Supplied material -

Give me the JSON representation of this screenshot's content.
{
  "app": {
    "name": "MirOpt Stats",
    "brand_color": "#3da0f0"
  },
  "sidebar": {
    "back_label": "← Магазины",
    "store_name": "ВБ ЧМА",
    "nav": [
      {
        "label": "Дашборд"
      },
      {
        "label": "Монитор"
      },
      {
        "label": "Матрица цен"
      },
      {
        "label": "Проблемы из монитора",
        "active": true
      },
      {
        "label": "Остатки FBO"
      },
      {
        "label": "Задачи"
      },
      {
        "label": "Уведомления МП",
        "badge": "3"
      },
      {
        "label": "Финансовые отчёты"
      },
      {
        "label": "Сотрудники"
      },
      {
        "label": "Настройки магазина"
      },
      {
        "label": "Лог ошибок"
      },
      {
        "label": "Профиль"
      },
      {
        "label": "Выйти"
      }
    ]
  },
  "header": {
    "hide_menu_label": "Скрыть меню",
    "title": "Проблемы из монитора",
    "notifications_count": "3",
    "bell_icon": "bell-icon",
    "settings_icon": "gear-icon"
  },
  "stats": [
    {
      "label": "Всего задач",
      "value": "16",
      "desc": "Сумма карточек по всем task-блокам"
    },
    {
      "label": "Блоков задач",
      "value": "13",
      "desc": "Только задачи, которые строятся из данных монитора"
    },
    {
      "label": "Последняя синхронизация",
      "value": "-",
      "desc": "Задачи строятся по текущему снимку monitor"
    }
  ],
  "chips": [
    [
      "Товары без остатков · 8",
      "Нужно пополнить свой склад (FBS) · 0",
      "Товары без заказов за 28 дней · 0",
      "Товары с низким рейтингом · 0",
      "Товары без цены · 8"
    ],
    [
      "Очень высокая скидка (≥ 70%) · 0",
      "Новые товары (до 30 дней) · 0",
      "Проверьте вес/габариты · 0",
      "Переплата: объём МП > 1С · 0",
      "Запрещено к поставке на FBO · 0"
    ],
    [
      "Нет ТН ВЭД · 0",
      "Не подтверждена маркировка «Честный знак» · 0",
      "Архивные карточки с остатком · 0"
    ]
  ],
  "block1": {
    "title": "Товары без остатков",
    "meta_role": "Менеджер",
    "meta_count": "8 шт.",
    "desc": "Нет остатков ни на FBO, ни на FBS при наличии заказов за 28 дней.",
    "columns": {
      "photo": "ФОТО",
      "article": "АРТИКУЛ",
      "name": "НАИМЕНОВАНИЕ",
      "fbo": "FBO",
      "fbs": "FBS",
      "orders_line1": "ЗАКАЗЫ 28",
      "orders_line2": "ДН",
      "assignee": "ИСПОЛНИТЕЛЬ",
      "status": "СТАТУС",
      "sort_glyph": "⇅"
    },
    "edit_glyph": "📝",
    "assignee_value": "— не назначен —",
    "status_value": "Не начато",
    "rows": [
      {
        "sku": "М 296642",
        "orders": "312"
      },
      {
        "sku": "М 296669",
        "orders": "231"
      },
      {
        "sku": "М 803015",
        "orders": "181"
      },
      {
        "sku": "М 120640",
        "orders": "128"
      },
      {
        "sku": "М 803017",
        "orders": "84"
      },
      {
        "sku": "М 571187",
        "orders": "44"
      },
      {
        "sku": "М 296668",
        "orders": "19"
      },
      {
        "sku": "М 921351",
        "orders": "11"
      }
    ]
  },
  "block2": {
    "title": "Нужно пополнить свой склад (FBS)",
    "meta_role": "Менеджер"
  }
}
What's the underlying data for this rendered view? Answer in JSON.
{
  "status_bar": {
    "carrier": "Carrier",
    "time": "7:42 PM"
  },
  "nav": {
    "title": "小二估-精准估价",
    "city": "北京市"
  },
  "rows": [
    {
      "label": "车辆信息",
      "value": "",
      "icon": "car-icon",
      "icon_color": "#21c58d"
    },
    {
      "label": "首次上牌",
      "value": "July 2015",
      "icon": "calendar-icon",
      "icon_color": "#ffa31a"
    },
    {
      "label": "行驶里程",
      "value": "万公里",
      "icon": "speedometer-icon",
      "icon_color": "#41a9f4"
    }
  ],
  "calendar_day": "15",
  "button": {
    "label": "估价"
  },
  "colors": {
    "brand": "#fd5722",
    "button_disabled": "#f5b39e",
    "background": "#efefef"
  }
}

Written instruction -
Leave out every line without the string "дней" and copy the rest.

Response -
      "Товары без заказов за 28 дней · 0",
      "Новые товары (до 30 дней) · 0",
    "desc": "Нет остатков ни на FBO, ни на FBS при наличии заказов за 28 дней.",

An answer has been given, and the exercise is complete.